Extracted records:
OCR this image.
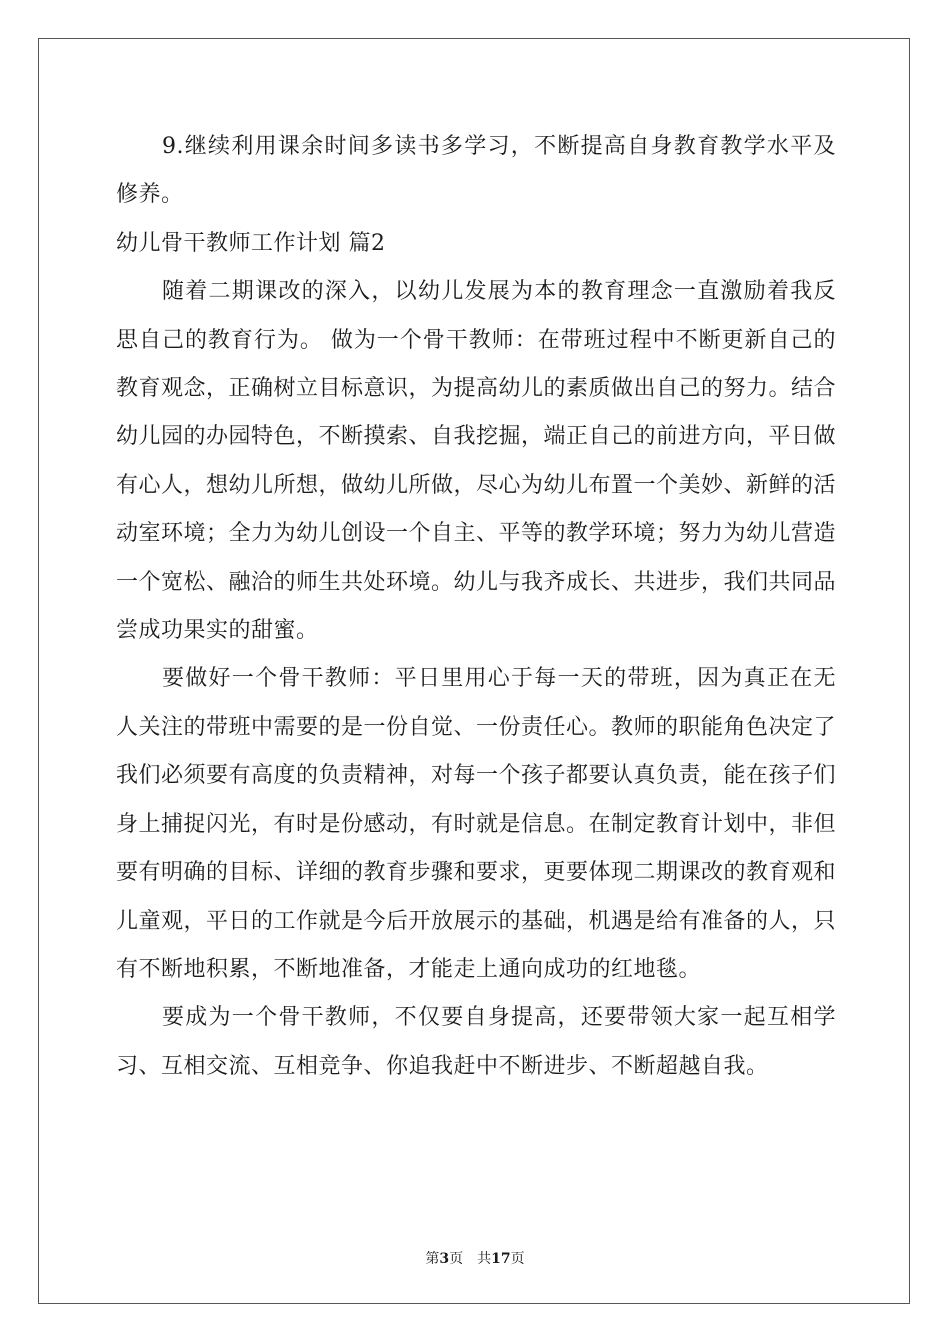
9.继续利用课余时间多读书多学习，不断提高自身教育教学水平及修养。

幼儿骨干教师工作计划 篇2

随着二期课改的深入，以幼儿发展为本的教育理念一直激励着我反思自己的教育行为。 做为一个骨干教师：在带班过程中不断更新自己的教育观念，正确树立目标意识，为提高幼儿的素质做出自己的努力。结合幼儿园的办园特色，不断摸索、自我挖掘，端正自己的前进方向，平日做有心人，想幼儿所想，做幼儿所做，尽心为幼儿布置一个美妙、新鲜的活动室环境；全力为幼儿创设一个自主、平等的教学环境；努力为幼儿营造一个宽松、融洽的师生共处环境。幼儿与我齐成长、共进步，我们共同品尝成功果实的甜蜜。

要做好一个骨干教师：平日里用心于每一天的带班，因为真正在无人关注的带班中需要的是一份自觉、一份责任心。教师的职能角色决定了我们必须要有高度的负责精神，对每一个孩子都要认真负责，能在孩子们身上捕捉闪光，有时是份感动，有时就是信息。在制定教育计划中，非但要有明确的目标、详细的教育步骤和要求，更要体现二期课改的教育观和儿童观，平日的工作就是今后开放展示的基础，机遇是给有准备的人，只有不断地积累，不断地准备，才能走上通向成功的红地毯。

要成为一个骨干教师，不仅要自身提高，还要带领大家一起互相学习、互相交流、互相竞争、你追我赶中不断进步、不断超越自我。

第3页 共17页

- _WRITTEN PROBLEM_: Return to the listing above and set it down exactly, leaving out its pictures.

- _COMPLETED EXERCISE_:
OCR this image.
9.继续利用课余时间多读书多学习，不断提高自身教育教学水平及修养。

幼儿骨干教师工作计划 篇2

随着二期课改的深入，以幼儿发展为本的教育理念一直激励着我反思自己的教育行为。 做为一个骨干教师：在带班过程中不断更新自己的教育观念，正确树立目标意识，为提高幼儿的素质做出自己的努力。结合幼儿园的办园特色，不断摸索、自我挖掘，端正自己的前进方向，平日做有心人，想幼儿所想，做幼儿所做，尽心为幼儿布置一个美妙、新鲜的活动室环境；全力为幼儿创设一个自主、平等的教学环境；努力为幼儿营造一个宽松、融洽的师生共处环境。幼儿与我齐成长、共进步，我们共同品尝成功果实的甜蜜。

要做好一个骨干教师：平日里用心于每一天的带班，因为真正在无人关注的带班中需要的是一份自觉、一份责任心。教师的职能角色决定了我们必须要有高度的负责精神，对每一个孩子都要认真负责，能在孩子们身上捕捉闪光，有时是份感动，有时就是信息。在制定教育计划中，非但要有明确的目标、详细的教育步骤和要求，更要体现二期课改的教育观和儿童观，平日的工作就是今后开放展示的基础，机遇是给有准备的人，只有不断地积累，不断地准备，才能走上通向成功的红地毯。

要成为一个骨干教师，不仅要自身提高，还要带领大家一起互相学习、互相交流、互相竞争、你追我赶中不断进步、不断超越自我。

第3页 共17页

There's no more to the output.